Render all of the lines below as a Markdown table with two columns, Row and Line, numbering each row and skipping any blank lines.

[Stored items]
^^^^^^^^^^^^^^^^

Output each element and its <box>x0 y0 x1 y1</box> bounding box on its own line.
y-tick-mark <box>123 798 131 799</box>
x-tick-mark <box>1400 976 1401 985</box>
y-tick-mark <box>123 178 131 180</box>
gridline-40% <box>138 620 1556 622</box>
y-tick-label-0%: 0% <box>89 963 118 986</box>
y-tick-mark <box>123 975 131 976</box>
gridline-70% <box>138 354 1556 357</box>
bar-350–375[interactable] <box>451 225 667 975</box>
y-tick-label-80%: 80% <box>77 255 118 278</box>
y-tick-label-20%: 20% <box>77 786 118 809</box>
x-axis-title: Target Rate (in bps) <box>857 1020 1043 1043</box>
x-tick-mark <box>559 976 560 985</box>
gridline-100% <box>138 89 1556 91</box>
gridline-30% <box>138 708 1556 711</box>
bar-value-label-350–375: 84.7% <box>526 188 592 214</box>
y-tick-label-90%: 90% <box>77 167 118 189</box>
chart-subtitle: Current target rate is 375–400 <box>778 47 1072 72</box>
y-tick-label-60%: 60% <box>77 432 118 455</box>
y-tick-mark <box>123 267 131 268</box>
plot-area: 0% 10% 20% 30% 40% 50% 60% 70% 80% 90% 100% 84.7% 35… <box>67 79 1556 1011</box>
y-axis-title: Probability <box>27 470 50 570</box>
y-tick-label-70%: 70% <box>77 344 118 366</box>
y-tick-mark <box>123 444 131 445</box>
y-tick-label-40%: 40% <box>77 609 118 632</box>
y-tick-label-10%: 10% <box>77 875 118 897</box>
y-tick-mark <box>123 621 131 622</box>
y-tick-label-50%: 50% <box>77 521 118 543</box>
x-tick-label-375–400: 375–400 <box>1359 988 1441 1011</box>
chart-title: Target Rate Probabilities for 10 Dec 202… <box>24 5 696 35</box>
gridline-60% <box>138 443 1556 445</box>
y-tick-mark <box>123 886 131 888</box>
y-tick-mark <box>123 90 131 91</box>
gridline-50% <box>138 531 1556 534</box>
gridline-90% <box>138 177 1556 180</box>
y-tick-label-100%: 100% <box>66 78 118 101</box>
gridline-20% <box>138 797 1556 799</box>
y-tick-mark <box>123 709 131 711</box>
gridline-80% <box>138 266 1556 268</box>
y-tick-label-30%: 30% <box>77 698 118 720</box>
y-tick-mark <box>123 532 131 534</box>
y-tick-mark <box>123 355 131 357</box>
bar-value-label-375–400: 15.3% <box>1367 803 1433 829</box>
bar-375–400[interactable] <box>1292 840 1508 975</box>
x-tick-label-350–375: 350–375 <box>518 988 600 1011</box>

^^^^^^^^^^^^^^^^

TASK ANSWER →
| Row | Line |
|---|---|
| 1 | Output each element and its <box>x0 y0 x1 y1</box> bounding box on its own line. |
| 2 | y-tick-mark <box>123 798 131 799</box> |
| 3 | x-tick-mark <box>1400 976 1401 985</box> |
| 4 | y-tick-mark <box>123 178 131 180</box> |
| 5 | gridline-40% <box>138 620 1556 622</box> |
| 6 | y-tick-label-0%: 0% <box>89 963 118 986</box> |
| 7 | y-tick-mark <box>123 975 131 976</box> |
| 8 | gridline-70% <box>138 354 1556 357</box> |
| 9 | bar-350–375[interactable] <box>451 225 667 975</box> |
| 10 | y-tick-label-80%: 80% <box>77 255 118 278</box> |
| 11 | y-tick-label-20%: 20% <box>77 786 118 809</box> |
| 12 | x-axis-title: Target Rate (in bps) <box>857 1020 1043 1043</box> |
| 13 | x-tick-mark <box>559 976 560 985</box> |
| 14 | gridline-100% <box>138 89 1556 91</box> |
| 15 | gridline-30% <box>138 708 1556 711</box> |
| 16 | bar-value-label-350–375: 84.7% <box>526 188 592 214</box> |
| 17 | y-tick-label-90%: 90% <box>77 167 118 189</box> |
| 18 | chart-subtitle: Current target rate is 375–400 <box>778 47 1072 72</box> |
| 19 | y-tick-label-60%: 60% <box>77 432 118 455</box> |
| 20 | y-tick-mark <box>123 267 131 268</box> |
| 21 | plot-area: 0% 10% 20% 30% 40% 50% 60% 70% 80% 90% 100% 84.7% 35… <box>67 79 1556 1011</box> |
| 22 | y-axis-title: Probability <box>27 470 50 570</box> |
| 23 | y-tick-label-70%: 70% <box>77 344 118 366</box> |
| 24 | y-tick-mark <box>123 444 131 445</box> |
| 25 | y-tick-label-40%: 40% <box>77 609 118 632</box> |
| 26 | y-tick-label-10%: 10% <box>77 875 118 897</box> |
| 27 | y-tick-mark <box>123 621 131 622</box> |
| 28 | y-tick-label-50%: 50% <box>77 521 118 543</box> |
| 29 | x-tick-label-375–400: 375–400 <box>1359 988 1441 1011</box> |
| 30 | chart-title: Target Rate Probabilities for 10 Dec 202… <box>24 5 696 35</box> |
| 31 | gridline-60% <box>138 443 1556 445</box> |
| 32 | y-tick-mark <box>123 886 131 888</box> |
| 33 | y-tick-mark <box>123 90 131 91</box> |
| 34 | gridline-50% <box>138 531 1556 534</box> |
| 35 | gridline-90% <box>138 177 1556 180</box> |
| 36 | y-tick-label-100%: 100% <box>66 78 118 101</box> |
| 37 | gridline-20% <box>138 797 1556 799</box> |
| 38 | y-tick-mark <box>123 709 131 711</box> |
| 39 | gridline-80% <box>138 266 1556 268</box> |
| 40 | y-tick-label-30%: 30% <box>77 698 118 720</box> |
| 41 | y-tick-mark <box>123 532 131 534</box> |
| 42 | y-tick-mark <box>123 355 131 357</box> |
| 43 | bar-value-label-375–400: 15.3% <box>1367 803 1433 829</box> |
| 44 | bar-375–400[interactable] <box>1292 840 1508 975</box> |
| 45 | x-tick-label-350–375: 350–375 <box>518 988 600 1011</box> |